[Required work]: Your task is to repeat the lines below exactly, excluding any pictures they contain.

[START OF Supplied data]

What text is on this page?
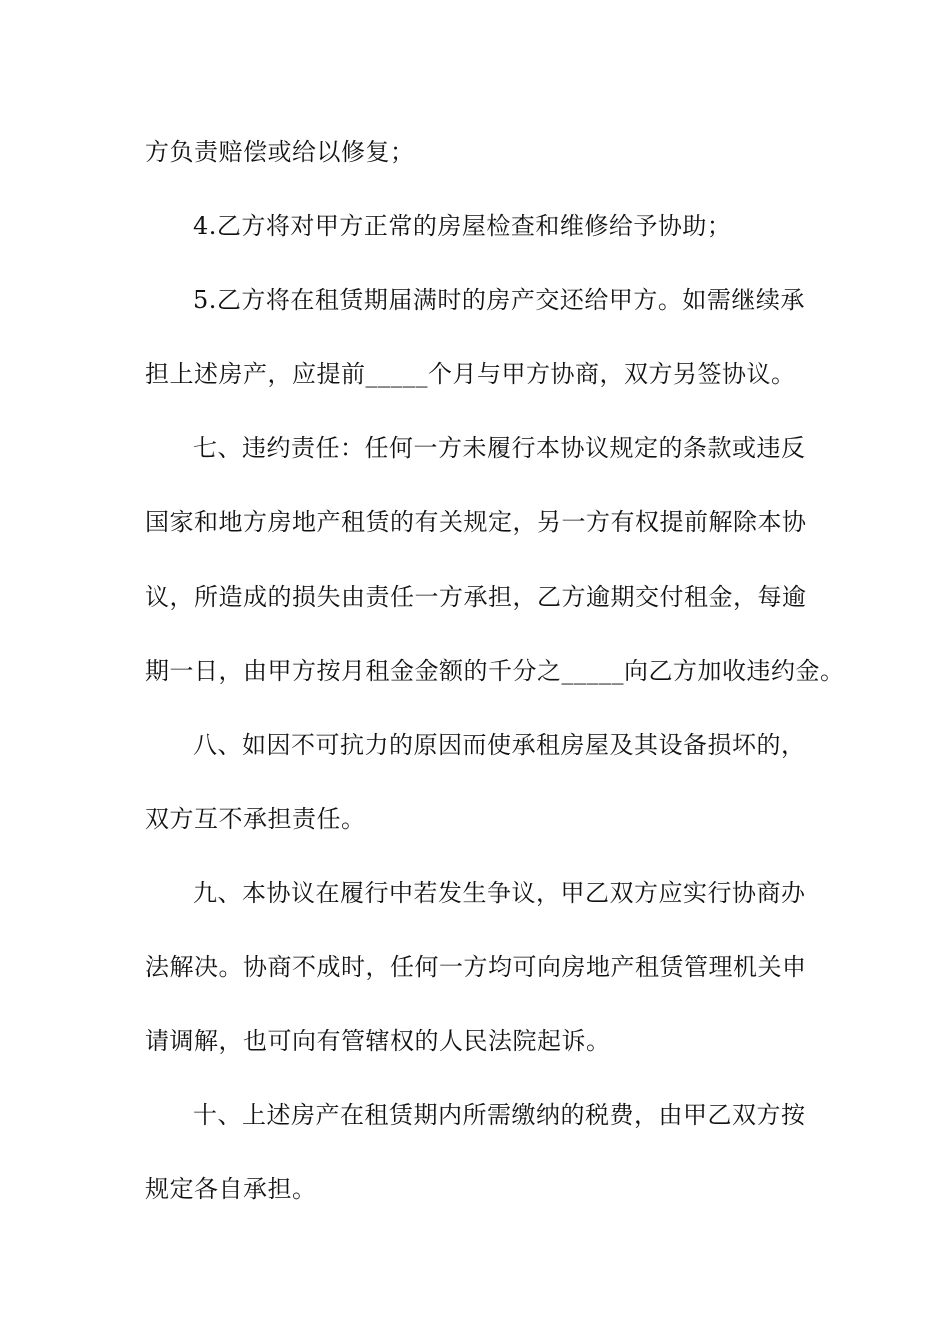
方负责赔偿或给以修复；
4.乙方将对甲方正常的房屋检查和维修给予协助；
5.乙方将在租赁期届满时的房产交还给甲方。如需继续承
担上述房产，应提前_____个月与甲方协商，双方另签协议。
七、违约责任：任何一方未履行本协议规定的条款或违反
国家和地方房地产租赁的有关规定，另一方有权提前解除本协
议，所造成的损失由责任一方承担，乙方逾期交付租金，每逾
期一日，由甲方按月租金金额的千分之_____向乙方加收违约金。
八、如因不可抗力的原因而使承租房屋及其设备损坏的，
双方互不承担责任。
九、本协议在履行中若发生争议，甲乙双方应实行协商办
法解决。协商不成时，任何一方均可向房地产租赁管理机关申
请调解，也可向有管辖权的人民法院起诉。
十、上述房产在租赁期内所需缴纳的税费，由甲乙双方按
规定各自承担。
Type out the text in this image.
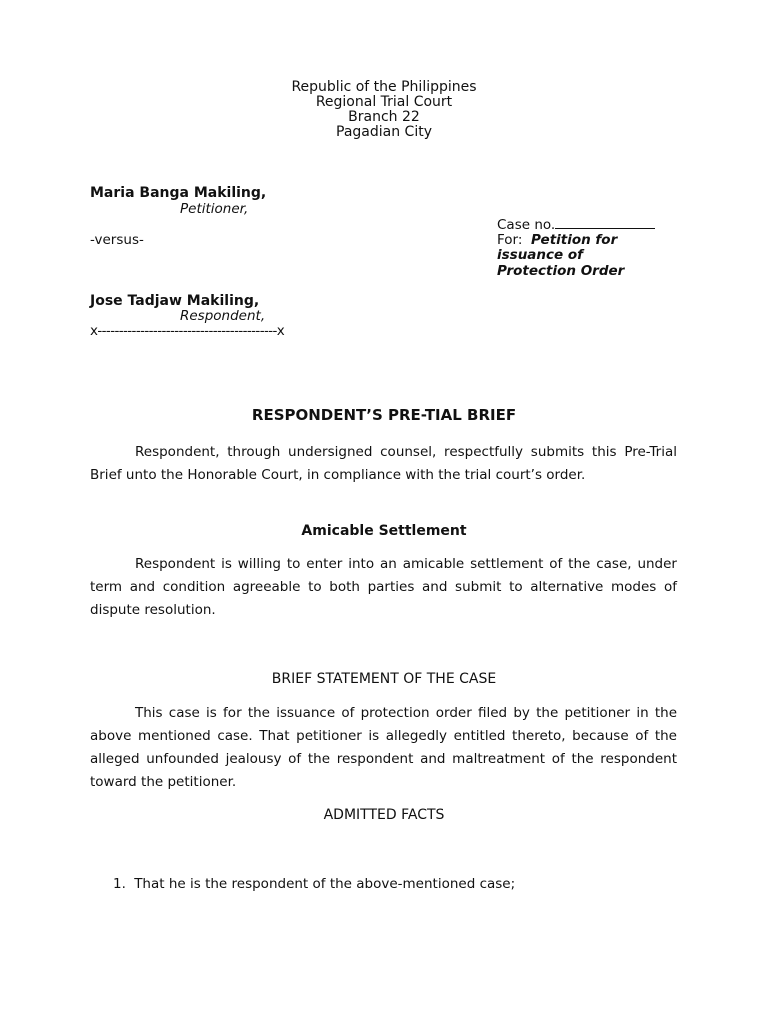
Republic of the Philippines
Regional Trial Court
Branch 22
Pagadian City
Maria Banga Makiling,
Petitioner,
-versus-
Jose Tadjaw Makiling,
Respondent,
x------------------------------------------x
Case no.
For: Petition for
issuance of
Protection Order
RESPONDENT’S PRE-TIAL BRIEF

Respondent, through undersigned counsel, respectfully submits this Pre-Trial Brief unto the Honorable Court, in compliance with the trial court’s order.

Amicable Settlement

Respondent is willing to enter into an amicable settlement of the case, under term and condition agreeable to both parties and submit to alternative modes of dispute resolution.

BRIEF STATEMENT OF THE CASE

This case is for the issuance of protection order filed by the petitioner in the above mentioned case. That petitioner is allegedly entitled thereto, because of the alleged unfounded jealousy of the respondent and maltreatment of the respondent toward the petitioner.

ADMITTED FACTS
1. That he is the respondent of the above-mentioned case;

[END OF Supplied data]

[Result for this task]:
What text is on this page?
方负责赔偿或给以修复；
4.乙方将对甲方正常的房屋检查和维修给予协助；
5.乙方将在租赁期届满时的房产交还给甲方。如需继续承
担上述房产，应提前_____个月与甲方协商，双方另签协议。
七、违约责任：任何一方未履行本协议规定的条款或违反
国家和地方房地产租赁的有关规定，另一方有权提前解除本协
议，所造成的损失由责任一方承担，乙方逾期交付租金，每逾
期一日，由甲方按月租金金额的千分之_____向乙方加收违约金。
八、如因不可抗力的原因而使承租房屋及其设备损坏的，
双方互不承担责任。
九、本协议在履行中若发生争议，甲乙双方应实行协商办
法解决。协商不成时，任何一方均可向房地产租赁管理机关申
请调解，也可向有管辖权的人民法院起诉。
十、上述房产在租赁期内所需缴纳的税费，由甲乙双方按
规定各自承担。
Type out the text in this image.
Republic of the Philippines
Regional Trial Court
Branch 22
Pagadian City
Maria Banga Makiling,
Petitioner,
-versus-
Jose Tadjaw Makiling,
Respondent,
x------------------------------------------x
Case no.
For: Petition for
issuance of
Protection Order
RESPONDENT’S PRE-TIAL BRIEF

Respondent, through undersigned counsel, respectfully submits this Pre-Trial Brief unto the Honorable Court, in compliance with the trial court’s order.

Amicable Settlement

Respondent is willing to enter into an amicable settlement of the case, under term and condition agreeable to both parties and submit to alternative modes of dispute resolution.

BRIEF STATEMENT OF THE CASE

This case is for the issuance of protection order filed by the petitioner in the above mentioned case. That petitioner is allegedly entitled thereto, because of the alleged unfounded jealousy of the respondent and maltreatment of the respondent toward the petitioner.

ADMITTED FACTS
1. That he is the respondent of the above-mentioned case;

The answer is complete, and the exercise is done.